Report how many lines contain "Click". The answer is a single number.

□ □ □ □ □

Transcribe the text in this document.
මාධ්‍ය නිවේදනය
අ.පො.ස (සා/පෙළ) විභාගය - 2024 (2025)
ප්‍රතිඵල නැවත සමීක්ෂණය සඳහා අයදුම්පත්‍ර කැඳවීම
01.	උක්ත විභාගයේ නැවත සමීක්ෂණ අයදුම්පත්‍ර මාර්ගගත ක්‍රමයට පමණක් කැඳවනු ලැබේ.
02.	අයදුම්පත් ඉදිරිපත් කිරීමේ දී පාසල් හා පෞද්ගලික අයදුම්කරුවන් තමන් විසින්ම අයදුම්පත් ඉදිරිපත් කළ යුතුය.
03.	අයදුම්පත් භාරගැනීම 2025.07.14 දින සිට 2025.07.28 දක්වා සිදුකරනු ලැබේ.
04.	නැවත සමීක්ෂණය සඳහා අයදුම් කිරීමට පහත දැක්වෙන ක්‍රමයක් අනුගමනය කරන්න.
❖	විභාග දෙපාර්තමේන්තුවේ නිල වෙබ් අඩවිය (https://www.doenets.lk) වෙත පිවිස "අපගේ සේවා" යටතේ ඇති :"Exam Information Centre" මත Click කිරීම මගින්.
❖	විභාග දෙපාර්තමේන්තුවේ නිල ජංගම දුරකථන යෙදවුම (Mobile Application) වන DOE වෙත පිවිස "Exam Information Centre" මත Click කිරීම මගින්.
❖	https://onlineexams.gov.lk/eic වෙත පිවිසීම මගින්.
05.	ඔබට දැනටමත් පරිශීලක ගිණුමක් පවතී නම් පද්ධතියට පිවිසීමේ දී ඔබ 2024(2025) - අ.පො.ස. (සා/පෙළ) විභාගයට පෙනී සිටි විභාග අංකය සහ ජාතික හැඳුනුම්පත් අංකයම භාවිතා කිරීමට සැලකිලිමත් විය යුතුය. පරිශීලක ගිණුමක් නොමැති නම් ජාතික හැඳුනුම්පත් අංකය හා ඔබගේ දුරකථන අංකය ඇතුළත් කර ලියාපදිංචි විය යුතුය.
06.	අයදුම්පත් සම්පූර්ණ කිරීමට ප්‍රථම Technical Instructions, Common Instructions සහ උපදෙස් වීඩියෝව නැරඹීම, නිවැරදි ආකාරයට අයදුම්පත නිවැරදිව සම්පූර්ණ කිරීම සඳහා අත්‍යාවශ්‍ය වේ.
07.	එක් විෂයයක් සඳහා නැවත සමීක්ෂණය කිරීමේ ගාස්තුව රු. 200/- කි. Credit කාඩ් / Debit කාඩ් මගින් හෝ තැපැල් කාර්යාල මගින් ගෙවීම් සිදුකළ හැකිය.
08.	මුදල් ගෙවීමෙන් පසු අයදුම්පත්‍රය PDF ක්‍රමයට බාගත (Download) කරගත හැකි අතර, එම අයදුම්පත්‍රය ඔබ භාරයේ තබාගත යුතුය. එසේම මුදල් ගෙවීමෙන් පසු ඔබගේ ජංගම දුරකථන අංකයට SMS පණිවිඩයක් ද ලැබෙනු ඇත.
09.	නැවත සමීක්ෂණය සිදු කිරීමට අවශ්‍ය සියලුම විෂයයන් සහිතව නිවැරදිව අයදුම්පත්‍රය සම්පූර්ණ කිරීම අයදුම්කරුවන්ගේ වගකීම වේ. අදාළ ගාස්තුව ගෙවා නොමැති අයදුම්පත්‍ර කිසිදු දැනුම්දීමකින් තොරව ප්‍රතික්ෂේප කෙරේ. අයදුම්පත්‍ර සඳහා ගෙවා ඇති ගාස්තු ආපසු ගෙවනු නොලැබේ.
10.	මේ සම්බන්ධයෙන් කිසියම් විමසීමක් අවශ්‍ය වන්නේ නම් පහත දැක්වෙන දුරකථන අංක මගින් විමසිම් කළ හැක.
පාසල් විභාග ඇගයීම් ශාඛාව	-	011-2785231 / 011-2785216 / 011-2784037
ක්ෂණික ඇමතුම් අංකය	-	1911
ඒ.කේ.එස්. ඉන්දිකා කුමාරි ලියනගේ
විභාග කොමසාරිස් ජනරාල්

□ □ □ □ □

#### Result:
2